>> BEGIN

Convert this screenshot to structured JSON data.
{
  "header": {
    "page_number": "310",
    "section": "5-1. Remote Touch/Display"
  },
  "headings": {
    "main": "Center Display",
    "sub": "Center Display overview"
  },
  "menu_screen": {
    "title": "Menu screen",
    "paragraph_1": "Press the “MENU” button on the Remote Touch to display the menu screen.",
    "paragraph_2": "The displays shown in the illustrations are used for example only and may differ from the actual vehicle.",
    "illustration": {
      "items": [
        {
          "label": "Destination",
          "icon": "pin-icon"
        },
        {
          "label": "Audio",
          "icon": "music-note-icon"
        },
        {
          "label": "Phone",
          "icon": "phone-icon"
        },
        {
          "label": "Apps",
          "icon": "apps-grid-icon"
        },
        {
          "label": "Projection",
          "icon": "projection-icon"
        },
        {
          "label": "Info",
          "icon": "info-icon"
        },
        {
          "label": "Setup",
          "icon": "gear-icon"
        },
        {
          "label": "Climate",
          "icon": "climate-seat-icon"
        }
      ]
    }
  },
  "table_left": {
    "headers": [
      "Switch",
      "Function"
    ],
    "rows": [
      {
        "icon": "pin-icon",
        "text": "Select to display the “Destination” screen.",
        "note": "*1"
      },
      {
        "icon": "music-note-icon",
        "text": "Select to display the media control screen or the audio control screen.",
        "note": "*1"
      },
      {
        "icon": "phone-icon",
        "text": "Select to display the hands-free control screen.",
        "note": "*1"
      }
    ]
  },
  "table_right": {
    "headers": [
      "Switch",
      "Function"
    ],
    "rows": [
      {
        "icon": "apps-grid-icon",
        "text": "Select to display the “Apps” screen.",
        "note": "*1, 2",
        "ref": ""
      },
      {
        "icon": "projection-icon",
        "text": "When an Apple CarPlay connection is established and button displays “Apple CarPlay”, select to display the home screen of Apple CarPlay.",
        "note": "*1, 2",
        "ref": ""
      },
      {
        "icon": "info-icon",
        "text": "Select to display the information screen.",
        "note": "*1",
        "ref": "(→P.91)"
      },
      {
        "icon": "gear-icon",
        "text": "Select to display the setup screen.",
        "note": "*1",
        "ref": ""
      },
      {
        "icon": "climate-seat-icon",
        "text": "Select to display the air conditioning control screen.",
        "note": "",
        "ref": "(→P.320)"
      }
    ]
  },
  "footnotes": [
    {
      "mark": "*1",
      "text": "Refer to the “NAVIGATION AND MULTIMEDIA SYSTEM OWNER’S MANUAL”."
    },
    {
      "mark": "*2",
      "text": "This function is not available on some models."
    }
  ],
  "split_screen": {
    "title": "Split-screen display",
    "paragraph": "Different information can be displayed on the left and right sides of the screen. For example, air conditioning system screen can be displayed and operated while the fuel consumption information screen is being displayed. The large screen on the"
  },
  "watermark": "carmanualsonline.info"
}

>> END

__STATED EXERCISE__.
Repeat all the records. Match each line exactly.

__COMPLETE RESPONSE__.
Convert this screenshot to structured JSON data.
{
  "header": {
    "page_number": "310",
    "section": "5-1. Remote Touch/Display"
  },
  "headings": {
    "main": "Center Display",
    "sub": "Center Display overview"
  },
  "menu_screen": {
    "title": "Menu screen",
    "paragraph_1": "Press the “MENU” button on the Remote Touch to display the menu screen.",
    "paragraph_2": "The displays shown in the illustrations are used for example only and may differ from the actual vehicle.",
    "illustration": {
      "items": [
        {
          "label": "Destination",
          "icon": "pin-icon"
        },
        {
          "label": "Audio",
          "icon": "music-note-icon"
        },
        {
          "label": "Phone",
          "icon": "phone-icon"
        },
        {
          "label": "Apps",
          "icon": "apps-grid-icon"
        },
        {
          "label": "Projection",
          "icon": "projection-icon"
        },
        {
          "label": "Info",
          "icon": "info-icon"
        },
        {
          "label": "Setup",
          "icon": "gear-icon"
        },
        {
          "label": "Climate",
          "icon": "climate-seat-icon"
        }
      ]
    }
  },
  "table_left": {
    "headers": [
      "Switch",
      "Function"
    ],
    "rows": [
      {
        "icon": "pin-icon",
        "text": "Select to display the “Destination” screen.",
        "note": "*1"
      },
      {
        "icon": "music-note-icon",
        "text": "Select to display the media control screen or the audio control screen.",
        "note": "*1"
      },
      {
        "icon": "phone-icon",
        "text": "Select to display the hands-free control screen.",
        "note": "*1"
      }
    ]
  },
  "table_right": {
    "headers": [
      "Switch",
      "Function"
    ],
    "rows": [
      {
        "icon": "apps-grid-icon",
        "text": "Select to display the “Apps” screen.",
        "note": "*1, 2",
        "ref": ""
      },
      {
        "icon": "projection-icon",
        "text": "When an Apple CarPlay connection is established and button displays “Apple CarPlay”, select to display the home screen of Apple CarPlay.",
        "note": "*1, 2",
        "ref": ""
      },
      {
        "icon": "info-icon",
        "text": "Select to display the information screen.",
        "note": "*1",
        "ref": "(→P.91)"
      },
      {
        "icon": "gear-icon",
        "text": "Select to display the setup screen.",
        "note": "*1",
        "ref": ""
      },
      {
        "icon": "climate-seat-icon",
        "text": "Select to display the air conditioning control screen.",
        "note": "",
        "ref": "(→P.320)"
      }
    ]
  },
  "footnotes": [
    {
      "mark": "*1",
      "text": "Refer to the “NAVIGATION AND MULTIMEDIA SYSTEM OWNER’S MANUAL”."
    },
    {
      "mark": "*2",
      "text": "This function is not available on some models."
    }
  ],
  "split_screen": {
    "title": "Split-screen display",
    "paragraph": "Different information can be displayed on the left and right sides of the screen. For example, air conditioning system screen can be displayed and operated while the fuel consumption information screen is being displayed. The large screen on the"
  },
  "watermark": "carmanualsonline.info"
}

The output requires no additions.